Filter the listing below, copying every line in which the word "তরপদ" appears.

Stored items from a collection:
□ □ □
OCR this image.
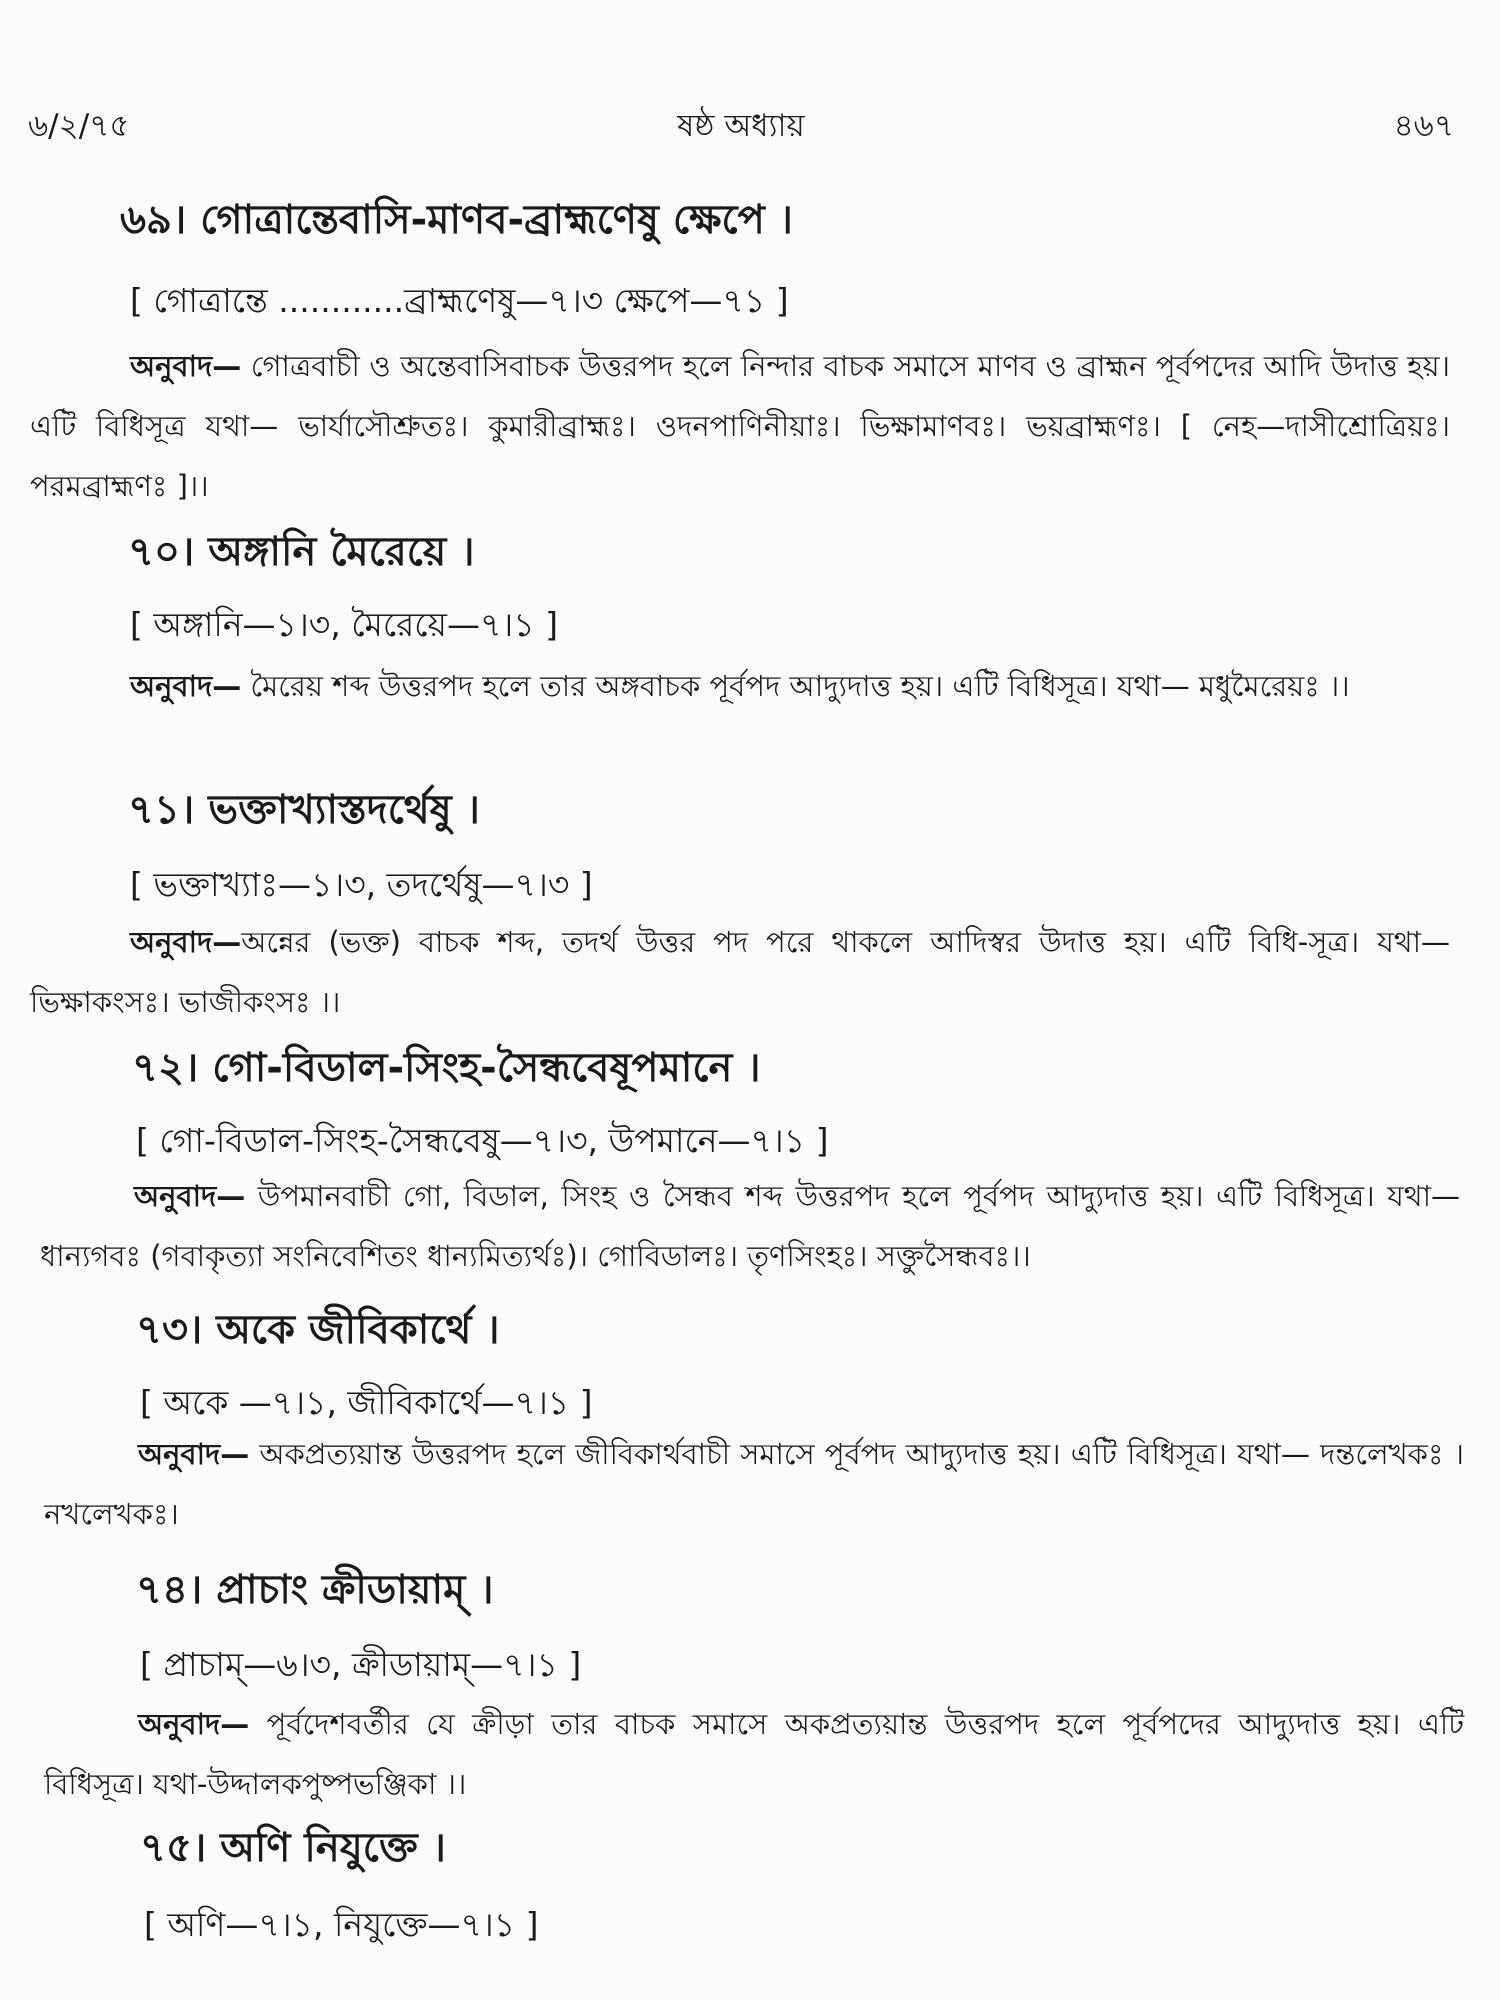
৬/২/৭৫	ষষ্ঠ অধ্যায়	৪৬৭
৬৯। গোত্রান্তেবাসি-মাণব-ব্রাহ্মণেষু ক্ষেপে ।
[ গোত্রান্তে ............ব্রাহ্মণেষু—৭।৩ ক্ষেপে—৭১ ]
অনুবাদ— গোত্রবাচী ও অন্তেবাসিবাচক উত্তরপদ হলে নিন্দার বাচক সমাসে মাণব ও ব্রাহ্মন পূর্বপদের আদি উদাত্ত হয়। এটি বিধিসূত্র যথা— ভার্যাসৌশ্রুতঃ। কুমারীব্রাহ্মঃ। ওদনপাণিনীয়াঃ। ভিক্ষামাণবঃ। ভয়ব্রাহ্মণঃ। [ নেহ—দাসীশ্রোত্রিয়ঃ। পরমব্রাহ্মণঃ ]।।
৭০। অঙ্গানি মৈরেয়ে ।
[ অঙ্গানি—১।৩, মৈরেয়ে—৭।১ ]
অনুবাদ— মৈরেয় শব্দ উত্তরপদ হলে তার অঙ্গবাচক পূর্বপদ আদ্যুদাত্ত হয়। এটি বিধিসূত্র। যথা— মধুমৈরেয়ঃ ।।
৭১। ভক্তাখ্যাস্তদর্থেষু ।
[ ভক্তাখ্যাঃ—১।৩, তদর্থেষু—৭।৩ ]
অনুবাদ—অন্নের (ভক্ত) বাচক শব্দ, তদর্থ উত্তর পদ পরে থাকলে আদিস্বর উদাত্ত হয়। এটি বিধি-সূত্র। যথা—ভিক্ষাকংসঃ। ভাজীকংসঃ ।।
৭২। গো-বিডাল-সিংহ-সৈন্ধবেষূপমানে ।
[ গো-বিডাল-সিংহ-সৈন্ধবেষু—৭।৩, উপমানে—৭।১ ]
অনুবাদ— উপমানবাচী গো, বিডাল, সিংহ ও সৈন্ধব শব্দ উত্তরপদ হলে পূর্বপদ আদ্যুদাত্ত হয়। এটি বিধিসূত্র। যথা—ধান্যগবঃ (গবাকৃত্যা সংনিবেশিতং ধান্যমিত্যর্থঃ)। গোবিডালঃ। তৃণসিংহঃ। সক্তুসৈন্ধবঃ।।
৭৩। অকে জীবিকার্থে ।
[ অকে —৭।১, জীবিকার্থে—৭।১ ]
অনুবাদ— অকপ্রত্যয়ান্ত উত্তরপদ হলে জীবিকার্থবাচী সমাসে পূর্বপদ আদ্যুদাত্ত হয়। এটি বিধিসূত্র। যথা— দন্তলেখকঃ । নখলেখকঃ।
৭৪। প্রাচাং ক্রীডায়াম্ ।
[ প্রাচাম্—৬।৩, ক্রীডায়াম্—৭।১ ]
অনুবাদ— পূর্বদেশবর্তীর যে ক্রীড়া তার বাচক সমাসে অকপ্রত্যয়ান্ত উত্তরপদ হলে পূর্বপদের আদ্যুদাত্ত হয়। এটি বিধিসূত্র। যথা-উদ্দালকপুষ্পভঞ্জিকা ।।
৭৫। অণি নিযুক্তে ।
[ অণি—৭।১, নিযুক্তে—৭।১ ]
□ □ □
EXERCISE RESULT:
অনুবাদ— গোত্রবাচী ও অন্তেবাসিবাচক উত্তরপদ হলে নিন্দার বাচক সমাসে মাণব ও ব্রাহ্মন পূর্বপদের আদি উদাত্ত হয়। এটি বিধিসূত্র যথা— ভার্যাসৌশ্রুতঃ। কুমারীব্রাহ্মঃ। ওদনপাণিনীয়াঃ। ভিক্ষামাণবঃ। ভয়ব্রাহ্মণঃ। [ নেহ—দাসীশ্রোত্রিয়ঃ। পরমব্রাহ্মণঃ ]।।
অনুবাদ— মৈরেয় শব্দ উত্তরপদ হলে তার অঙ্গবাচক পূর্বপদ আদ্যুদাত্ত হয়। এটি বিধিসূত্র। যথা— মধুমৈরেয়ঃ ।।
অনুবাদ— উপমানবাচী গো, বিডাল, সিংহ ও সৈন্ধব শব্দ উত্তরপদ হলে পূর্বপদ আদ্যুদাত্ত হয়। এটি বিধিসূত্র। যথা—ধান্যগবঃ (গবাকৃত্যা সংনিবেশিতং ধান্যমিত্যর্থঃ)। গোবিডালঃ। তৃণসিংহঃ। সক্তুসৈন্ধবঃ।।
অনুবাদ— অকপ্রত্যয়ান্ত উত্তরপদ হলে জীবিকার্থবাচী সমাসে পূর্বপদ আদ্যুদাত্ত হয়। এটি বিধিসূত্র। যথা— দন্তলেখকঃ । নখলেখকঃ।
অনুবাদ— পূর্বদেশবর্তীর যে ক্রীড়া তার বাচক সমাসে অকপ্রত্যয়ান্ত উত্তরপদ হলে পূর্বপদের আদ্যুদাত্ত হয়। এটি বিধিসূত্র। যথা-উদ্দালকপুষ্পভঞ্জিকা ।।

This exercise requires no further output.